__What you need to do__:
[1] Reproduce the stretch of the tribute to Nadine Bush from "Nadine's Impact on" through "friend and teacher.", substituting "preschool" for "kindergarten".
[2] Pick up the tribute to Nadine Bush at the point where it stops and carry it forward.

Nadine's Impact on a Friend & Generations of Children


I had just finished two years of Crossways (thank you to Annetta and Warren Olson), had young children, and summoned up my courage to request from our then Director of Youth Education the opportunity to teach for two years in Sunday School. I explained that I had never taught young children (except for my own) and that although I had taught at the university level, this was entirely different and I felt very insecure. A week later the director contacted me with a big smile and said that he had the right place for me—kindergarten. When I arrived at our first meeting I learned that I had been paired up with a wonderful woman who had raised 5 children and was now enjoying grandchildren. Moreover she had taught kindergarten Sunday School for years. And so Nadine Bush entered my life—and became a friend and teacher.

I quickly discovered there were two Nadine Bushes—one was the friendly, warm Nadine who I saw in church with friends and the other was the Nadine who lit up the kindergarten classroom and held “her children's” love and interest from the time they entered the classroom until they left at the end of class. I had much to learn from Nadine—she left nothing to chance. Nadine carried a big bag of “goodies” for the children. She had everything in it pertaining to the Sunday School lesson as well as “surprises” for her children. With children that age you must be well prepared and have more than enough activities to do or you will lose their attention. She used every minute she had with “her children”.

From the time they walked into the room, there was no “wasted time”. Mrs Bush knew every one of her children well. They would come eagerly over to her before class and talk about what important had occurred in their life during the week—and at the same time they would work on their before-class activity. I never wondered where Mrs Bush was—I just looked for the big group of children. Nadine kept her eyes on all of her children, especially the shy, quiet, and the “more challenging” ones. She had ways of bringing out the shy, quiet children and quieting or calming the more active ones. No matter what the situation, she was always encouraging and supporting yet firm. Over the weeks the children quickly leaned that Mrs Bush was a person they could trust and respect. I watched them blossom before my eyes.

__Data entries__:
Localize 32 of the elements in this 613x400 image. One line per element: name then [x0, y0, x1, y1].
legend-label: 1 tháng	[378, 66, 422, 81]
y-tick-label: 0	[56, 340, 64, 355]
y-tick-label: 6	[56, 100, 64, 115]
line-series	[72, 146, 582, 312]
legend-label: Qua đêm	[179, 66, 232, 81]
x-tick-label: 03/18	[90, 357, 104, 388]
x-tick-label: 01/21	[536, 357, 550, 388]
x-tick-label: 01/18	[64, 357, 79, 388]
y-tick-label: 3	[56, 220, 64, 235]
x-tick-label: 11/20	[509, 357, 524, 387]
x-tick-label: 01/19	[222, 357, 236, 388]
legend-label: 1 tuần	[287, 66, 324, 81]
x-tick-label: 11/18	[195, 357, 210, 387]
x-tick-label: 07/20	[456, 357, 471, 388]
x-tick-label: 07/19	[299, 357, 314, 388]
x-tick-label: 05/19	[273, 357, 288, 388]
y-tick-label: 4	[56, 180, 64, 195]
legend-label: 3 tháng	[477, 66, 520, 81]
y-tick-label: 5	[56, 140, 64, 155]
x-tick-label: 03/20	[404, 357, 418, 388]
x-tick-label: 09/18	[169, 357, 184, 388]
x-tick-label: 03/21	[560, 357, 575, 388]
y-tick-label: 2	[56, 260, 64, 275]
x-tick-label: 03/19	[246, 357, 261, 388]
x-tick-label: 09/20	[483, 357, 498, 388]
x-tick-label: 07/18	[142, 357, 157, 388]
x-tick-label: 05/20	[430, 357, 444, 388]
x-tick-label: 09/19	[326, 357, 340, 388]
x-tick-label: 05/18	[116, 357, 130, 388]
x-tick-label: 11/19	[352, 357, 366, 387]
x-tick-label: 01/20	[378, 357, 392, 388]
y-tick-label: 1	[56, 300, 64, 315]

__Per-task answers__:
[1]
Nadine's Impact on a Friend & Generations of Children


I had just finished two years of Crossways (thank you to Annetta and Warren Olson), had young children, and summoned up my courage to request from our then Director of Youth Education the opportunity to teach for two years in Sunday School. I explained that I had never taught young children (except for my own) and that although I had taught at the university level, this was entirely different and I felt very insecure. A week later the director contacted me with a big smile and said that he had the right place for me—preschool. When I arrived at our first meeting I learned that I had been paired up with a wonderful woman who had raised 5 children and was now enjoying grandchildren. Moreover she had taught preschool Sunday School for years. And so Nadine Bush entered my life—and became a friend and teacher.

[2]
When class started there was always a sequence of activities with breaks from one activity to another. The children never got bored that way. There was always the planned Sunday School lesson. But there was also Mrs. Bush's individualized and thoughtful variations of activities. For example, some children had trouble with fine motor skills like holding or cutting with scissors. Mrs. Bush figured out which muscles needed strengthening and developed games—for instance with clothes-pins that these children would would play with her before class. Or she might ask a child to do a special “help”task for her that required use of those muscles. Over the weeks she modified the activity accordingly and before the end of the year the child was able to do or had made strides in doing what earlier had been impossible or frustrating.

Nadine was one of the most modest people I have met. She never told me any of these things or for that matter directed me to do anything. It was only as I watched her and the children that I began to realize what was happening—and I asked her questions and more questions. She knew “her children” so well that she was the one who adjusted to each child's needs. Nadine was so naturally talented as a kindergarten teacher she didn't realize how exceptional she was. She could easily have been director of a preschool (which included kindergarten)--provided she could also do what she loved so much—teach and be with the children. What prevented that was her lack of formal education. However the irony was that Nadine did “naturally” what people who spend years in school aspire to achieve with their education.

God however had a special place for Nadine and that was here at King of Glory in kindergarten Sunday School because that is where she turned her talents. She did the Lord's work with generations of our kindergarten children. Nadine died in 1999 and to this day “her children” carry her special gifts with them.